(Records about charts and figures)

....

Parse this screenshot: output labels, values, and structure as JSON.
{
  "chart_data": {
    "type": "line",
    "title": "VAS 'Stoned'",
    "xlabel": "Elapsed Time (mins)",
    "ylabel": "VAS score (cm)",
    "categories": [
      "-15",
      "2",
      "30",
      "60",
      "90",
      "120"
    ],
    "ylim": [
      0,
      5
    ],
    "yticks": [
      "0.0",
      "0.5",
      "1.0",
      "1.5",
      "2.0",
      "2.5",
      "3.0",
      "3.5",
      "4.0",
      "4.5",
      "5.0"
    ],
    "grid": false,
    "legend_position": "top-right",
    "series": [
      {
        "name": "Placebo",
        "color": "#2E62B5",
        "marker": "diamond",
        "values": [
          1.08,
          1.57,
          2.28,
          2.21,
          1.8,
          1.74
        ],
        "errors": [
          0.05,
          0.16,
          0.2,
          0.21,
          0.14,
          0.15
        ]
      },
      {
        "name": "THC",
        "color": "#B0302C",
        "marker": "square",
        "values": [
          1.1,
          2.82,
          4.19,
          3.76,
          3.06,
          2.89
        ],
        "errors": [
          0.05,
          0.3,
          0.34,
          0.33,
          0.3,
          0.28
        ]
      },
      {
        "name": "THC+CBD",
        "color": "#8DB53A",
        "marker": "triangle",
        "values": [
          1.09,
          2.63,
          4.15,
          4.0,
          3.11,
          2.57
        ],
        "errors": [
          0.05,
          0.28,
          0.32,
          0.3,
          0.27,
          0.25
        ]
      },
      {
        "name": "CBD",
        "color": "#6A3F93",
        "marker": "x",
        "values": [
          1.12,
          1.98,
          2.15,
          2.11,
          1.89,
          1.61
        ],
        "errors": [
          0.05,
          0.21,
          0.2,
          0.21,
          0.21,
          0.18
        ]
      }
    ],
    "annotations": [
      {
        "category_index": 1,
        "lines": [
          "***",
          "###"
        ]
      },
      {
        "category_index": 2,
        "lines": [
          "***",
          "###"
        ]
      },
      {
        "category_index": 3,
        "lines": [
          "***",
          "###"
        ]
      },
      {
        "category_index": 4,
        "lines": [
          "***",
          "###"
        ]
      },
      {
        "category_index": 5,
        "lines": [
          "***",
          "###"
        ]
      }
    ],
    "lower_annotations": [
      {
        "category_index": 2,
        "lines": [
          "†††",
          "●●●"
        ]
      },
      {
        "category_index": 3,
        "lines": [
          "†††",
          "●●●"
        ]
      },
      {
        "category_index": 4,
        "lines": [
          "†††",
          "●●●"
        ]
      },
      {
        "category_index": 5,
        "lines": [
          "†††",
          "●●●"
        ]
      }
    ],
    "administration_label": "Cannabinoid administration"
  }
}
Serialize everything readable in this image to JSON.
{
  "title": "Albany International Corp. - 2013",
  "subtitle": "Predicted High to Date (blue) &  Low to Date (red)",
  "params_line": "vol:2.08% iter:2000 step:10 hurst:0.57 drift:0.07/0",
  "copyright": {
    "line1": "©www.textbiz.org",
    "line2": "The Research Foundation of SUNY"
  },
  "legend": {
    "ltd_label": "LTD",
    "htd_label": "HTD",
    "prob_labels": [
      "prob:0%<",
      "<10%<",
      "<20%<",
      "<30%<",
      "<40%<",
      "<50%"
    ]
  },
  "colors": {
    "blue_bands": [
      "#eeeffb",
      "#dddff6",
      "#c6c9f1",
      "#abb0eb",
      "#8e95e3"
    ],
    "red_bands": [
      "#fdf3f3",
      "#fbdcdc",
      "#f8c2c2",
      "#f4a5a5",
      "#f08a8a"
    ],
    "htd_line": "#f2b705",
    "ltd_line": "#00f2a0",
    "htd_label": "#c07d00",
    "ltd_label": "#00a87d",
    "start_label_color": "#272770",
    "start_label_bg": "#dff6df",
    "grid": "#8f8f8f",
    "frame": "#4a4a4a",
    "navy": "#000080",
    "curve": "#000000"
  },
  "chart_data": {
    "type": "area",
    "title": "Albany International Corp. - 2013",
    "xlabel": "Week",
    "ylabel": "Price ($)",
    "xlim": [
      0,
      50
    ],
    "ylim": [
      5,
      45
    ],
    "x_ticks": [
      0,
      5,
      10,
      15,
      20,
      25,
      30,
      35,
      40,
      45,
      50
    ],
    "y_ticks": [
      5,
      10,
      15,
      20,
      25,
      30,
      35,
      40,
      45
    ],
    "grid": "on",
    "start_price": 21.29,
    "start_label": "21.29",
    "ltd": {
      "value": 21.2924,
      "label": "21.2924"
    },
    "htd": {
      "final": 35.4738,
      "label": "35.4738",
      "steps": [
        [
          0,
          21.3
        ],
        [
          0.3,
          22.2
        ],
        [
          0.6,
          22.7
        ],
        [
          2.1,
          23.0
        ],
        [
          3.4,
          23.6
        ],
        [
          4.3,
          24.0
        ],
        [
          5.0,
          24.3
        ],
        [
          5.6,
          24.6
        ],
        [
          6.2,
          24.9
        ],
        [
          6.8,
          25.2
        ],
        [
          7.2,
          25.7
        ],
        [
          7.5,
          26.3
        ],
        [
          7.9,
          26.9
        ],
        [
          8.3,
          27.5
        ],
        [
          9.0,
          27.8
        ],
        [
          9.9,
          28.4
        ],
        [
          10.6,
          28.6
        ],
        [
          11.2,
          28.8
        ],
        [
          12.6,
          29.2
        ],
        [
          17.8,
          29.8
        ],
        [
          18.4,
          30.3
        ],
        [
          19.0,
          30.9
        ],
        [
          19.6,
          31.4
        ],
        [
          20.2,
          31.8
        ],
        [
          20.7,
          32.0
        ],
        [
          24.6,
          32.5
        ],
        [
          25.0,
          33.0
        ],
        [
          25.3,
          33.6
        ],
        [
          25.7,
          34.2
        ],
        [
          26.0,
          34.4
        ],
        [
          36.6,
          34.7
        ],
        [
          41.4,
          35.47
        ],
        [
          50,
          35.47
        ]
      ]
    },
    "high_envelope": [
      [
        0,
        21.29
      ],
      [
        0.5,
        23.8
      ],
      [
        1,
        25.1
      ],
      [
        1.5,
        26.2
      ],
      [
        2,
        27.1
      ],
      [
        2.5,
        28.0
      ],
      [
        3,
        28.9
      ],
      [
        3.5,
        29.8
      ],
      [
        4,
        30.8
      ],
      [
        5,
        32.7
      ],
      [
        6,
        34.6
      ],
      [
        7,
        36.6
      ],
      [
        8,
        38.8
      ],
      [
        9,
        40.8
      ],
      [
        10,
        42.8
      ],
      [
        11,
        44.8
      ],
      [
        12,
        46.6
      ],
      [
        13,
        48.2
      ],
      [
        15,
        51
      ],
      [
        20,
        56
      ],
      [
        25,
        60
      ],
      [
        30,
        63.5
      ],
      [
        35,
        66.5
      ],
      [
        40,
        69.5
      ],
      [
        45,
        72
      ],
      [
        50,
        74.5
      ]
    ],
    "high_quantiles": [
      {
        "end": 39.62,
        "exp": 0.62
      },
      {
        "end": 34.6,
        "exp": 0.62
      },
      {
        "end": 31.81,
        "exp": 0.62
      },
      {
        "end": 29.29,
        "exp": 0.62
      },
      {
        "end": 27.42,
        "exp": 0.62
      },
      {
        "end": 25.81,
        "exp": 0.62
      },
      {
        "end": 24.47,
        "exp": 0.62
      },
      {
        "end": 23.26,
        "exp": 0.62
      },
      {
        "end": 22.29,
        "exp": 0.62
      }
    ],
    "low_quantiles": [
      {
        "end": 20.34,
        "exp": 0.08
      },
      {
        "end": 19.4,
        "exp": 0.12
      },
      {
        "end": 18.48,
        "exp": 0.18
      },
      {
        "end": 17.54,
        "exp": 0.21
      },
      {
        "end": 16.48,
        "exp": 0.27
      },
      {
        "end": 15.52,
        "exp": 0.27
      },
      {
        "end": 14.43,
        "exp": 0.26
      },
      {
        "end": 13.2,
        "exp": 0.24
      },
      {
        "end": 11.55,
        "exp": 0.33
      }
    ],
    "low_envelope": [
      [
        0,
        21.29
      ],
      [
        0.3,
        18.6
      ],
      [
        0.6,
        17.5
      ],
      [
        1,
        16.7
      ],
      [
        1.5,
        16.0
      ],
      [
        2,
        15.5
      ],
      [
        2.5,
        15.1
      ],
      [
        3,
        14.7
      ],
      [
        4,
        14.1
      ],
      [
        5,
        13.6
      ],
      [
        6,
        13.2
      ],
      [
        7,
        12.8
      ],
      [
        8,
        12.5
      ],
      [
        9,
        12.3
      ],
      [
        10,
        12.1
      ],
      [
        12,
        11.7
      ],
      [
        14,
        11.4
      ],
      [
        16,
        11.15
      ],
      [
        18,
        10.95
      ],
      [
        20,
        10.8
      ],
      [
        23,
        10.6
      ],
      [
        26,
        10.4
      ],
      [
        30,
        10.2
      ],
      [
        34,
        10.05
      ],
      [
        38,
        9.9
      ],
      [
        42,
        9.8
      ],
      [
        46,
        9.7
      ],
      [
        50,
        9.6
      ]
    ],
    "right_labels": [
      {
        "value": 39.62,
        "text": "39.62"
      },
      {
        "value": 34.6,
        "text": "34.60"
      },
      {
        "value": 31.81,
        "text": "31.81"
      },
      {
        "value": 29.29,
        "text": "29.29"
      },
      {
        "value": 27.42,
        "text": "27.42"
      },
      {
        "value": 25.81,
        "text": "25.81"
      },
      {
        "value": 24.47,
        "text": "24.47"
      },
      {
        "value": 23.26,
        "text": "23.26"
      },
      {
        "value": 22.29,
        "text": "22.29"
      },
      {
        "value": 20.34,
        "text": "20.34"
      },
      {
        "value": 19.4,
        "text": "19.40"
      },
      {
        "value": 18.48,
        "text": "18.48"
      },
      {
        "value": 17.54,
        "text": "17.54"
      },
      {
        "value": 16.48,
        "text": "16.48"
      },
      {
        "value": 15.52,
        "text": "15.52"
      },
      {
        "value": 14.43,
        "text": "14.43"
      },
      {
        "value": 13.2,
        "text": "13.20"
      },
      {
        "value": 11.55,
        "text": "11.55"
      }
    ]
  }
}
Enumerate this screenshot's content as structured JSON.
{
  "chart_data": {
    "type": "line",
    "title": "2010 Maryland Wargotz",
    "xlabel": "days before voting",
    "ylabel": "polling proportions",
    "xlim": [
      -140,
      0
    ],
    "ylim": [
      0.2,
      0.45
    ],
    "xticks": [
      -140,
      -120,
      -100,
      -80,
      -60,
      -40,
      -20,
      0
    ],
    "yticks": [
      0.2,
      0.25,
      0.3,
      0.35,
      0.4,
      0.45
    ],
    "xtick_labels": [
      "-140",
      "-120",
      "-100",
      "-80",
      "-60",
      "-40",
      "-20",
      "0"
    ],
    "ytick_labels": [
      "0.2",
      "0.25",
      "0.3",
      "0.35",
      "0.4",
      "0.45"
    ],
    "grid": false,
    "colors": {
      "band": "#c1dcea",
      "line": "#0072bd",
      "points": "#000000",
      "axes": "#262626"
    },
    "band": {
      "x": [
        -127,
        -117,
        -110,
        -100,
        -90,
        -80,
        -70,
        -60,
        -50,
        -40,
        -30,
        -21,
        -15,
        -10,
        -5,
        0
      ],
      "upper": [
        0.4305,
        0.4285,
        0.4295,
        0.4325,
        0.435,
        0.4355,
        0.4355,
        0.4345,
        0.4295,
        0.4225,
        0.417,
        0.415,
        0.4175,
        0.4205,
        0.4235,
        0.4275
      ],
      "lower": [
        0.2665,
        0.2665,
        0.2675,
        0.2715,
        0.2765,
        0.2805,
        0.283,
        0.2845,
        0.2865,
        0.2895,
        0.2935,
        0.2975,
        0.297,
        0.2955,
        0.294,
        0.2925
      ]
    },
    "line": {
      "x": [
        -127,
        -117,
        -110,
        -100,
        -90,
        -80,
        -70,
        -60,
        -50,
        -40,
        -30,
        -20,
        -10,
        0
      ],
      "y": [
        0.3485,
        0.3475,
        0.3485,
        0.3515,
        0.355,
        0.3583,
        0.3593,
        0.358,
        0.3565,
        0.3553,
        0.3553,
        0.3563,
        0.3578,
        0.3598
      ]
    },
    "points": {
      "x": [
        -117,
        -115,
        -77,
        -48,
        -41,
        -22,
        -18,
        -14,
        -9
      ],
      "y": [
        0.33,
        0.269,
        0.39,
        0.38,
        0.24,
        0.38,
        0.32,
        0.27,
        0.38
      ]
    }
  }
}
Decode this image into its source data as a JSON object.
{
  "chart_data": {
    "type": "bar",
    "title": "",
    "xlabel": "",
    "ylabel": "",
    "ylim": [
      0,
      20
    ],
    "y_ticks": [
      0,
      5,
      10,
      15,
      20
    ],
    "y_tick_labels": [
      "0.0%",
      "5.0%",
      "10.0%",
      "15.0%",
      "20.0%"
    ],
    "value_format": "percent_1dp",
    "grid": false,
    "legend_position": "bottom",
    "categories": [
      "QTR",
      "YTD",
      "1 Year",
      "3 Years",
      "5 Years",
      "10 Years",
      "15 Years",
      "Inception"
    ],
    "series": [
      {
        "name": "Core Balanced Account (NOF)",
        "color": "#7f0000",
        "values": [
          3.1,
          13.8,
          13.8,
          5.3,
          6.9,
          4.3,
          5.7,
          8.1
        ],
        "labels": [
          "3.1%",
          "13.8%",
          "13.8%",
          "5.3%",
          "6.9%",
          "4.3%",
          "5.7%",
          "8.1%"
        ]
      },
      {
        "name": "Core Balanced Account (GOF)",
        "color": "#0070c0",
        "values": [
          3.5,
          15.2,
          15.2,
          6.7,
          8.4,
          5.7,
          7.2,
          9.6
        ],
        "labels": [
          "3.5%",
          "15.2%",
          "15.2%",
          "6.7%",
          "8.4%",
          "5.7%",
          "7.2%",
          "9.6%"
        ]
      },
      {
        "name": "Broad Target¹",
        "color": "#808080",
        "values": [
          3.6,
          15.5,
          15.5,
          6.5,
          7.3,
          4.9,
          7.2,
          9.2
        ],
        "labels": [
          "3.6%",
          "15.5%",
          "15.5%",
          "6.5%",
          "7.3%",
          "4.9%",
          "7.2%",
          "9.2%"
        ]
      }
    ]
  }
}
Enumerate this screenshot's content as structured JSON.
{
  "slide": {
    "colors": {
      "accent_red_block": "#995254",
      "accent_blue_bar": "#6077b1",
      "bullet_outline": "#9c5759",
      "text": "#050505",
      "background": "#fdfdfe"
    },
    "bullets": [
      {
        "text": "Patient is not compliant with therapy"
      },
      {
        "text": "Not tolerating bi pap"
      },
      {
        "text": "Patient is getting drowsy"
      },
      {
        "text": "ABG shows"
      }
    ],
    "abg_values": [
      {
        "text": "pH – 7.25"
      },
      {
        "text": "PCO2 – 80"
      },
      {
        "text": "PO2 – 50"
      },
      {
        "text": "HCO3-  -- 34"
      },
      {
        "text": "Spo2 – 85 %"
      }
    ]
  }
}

....

From the data above, show each line that contains "marker".

Exercise result =
        "marker": "diamond",
        "marker": "square",
        "marker": "triangle",
        "marker": "x",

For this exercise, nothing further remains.